→ **The task**
Set down the material below in full, matching it exactly.
## BEGIN The input
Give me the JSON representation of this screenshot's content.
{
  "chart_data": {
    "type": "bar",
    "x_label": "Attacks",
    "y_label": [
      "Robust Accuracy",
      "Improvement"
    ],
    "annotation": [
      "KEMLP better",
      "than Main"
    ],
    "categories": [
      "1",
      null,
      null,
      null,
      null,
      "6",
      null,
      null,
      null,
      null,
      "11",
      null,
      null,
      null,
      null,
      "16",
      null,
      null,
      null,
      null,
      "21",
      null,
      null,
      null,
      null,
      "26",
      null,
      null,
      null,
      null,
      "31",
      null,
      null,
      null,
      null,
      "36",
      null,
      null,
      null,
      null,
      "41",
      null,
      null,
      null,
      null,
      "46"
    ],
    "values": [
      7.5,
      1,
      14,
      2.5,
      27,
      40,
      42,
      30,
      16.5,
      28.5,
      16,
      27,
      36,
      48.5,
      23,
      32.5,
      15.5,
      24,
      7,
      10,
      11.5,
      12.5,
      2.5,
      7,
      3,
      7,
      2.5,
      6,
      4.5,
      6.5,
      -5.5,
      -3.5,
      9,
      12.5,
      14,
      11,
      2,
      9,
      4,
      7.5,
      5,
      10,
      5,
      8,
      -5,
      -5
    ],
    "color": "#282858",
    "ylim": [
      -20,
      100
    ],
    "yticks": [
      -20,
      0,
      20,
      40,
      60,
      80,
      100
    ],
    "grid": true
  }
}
## END The input
→ **The solution**
Give me the JSON representation of this screenshot's content.
{
  "chart_data": {
    "type": "bar",
    "x_label": "Attacks",
    "y_label": [
      "Robust Accuracy",
      "Improvement"
    ],
    "annotation": [
      "KEMLP better",
      "than Main"
    ],
    "categories": [
      "1",
      null,
      null,
      null,
      null,
      "6",
      null,
      null,
      null,
      null,
      "11",
      null,
      null,
      null,
      null,
      "16",
      null,
      null,
      null,
      null,
      "21",
      null,
      null,
      null,
      null,
      "26",
      null,
      null,
      null,
      null,
      "31",
      null,
      null,
      null,
      null,
      "36",
      null,
      null,
      null,
      null,
      "41",
      null,
      null,
      null,
      null,
      "46"
    ],
    "values": [
      7.5,
      1,
      14,
      2.5,
      27,
      40,
      42,
      30,
      16.5,
      28.5,
      16,
      27,
      36,
      48.5,
      23,
      32.5,
      15.5,
      24,
      7,
      10,
      11.5,
      12.5,
      2.5,
      7,
      3,
      7,
      2.5,
      6,
      4.5,
      6.5,
      -5.5,
      -3.5,
      9,
      12.5,
      14,
      11,
      2,
      9,
      4,
      7.5,
      5,
      10,
      5,
      8,
      -5,
      -5
    ],
    "color": "#282858",
    "ylim": [
      -20,
      100
    ],
    "yticks": [
      -20,
      0,
      20,
      40,
      60,
      80,
      100
    ],
    "grid": true
  }
}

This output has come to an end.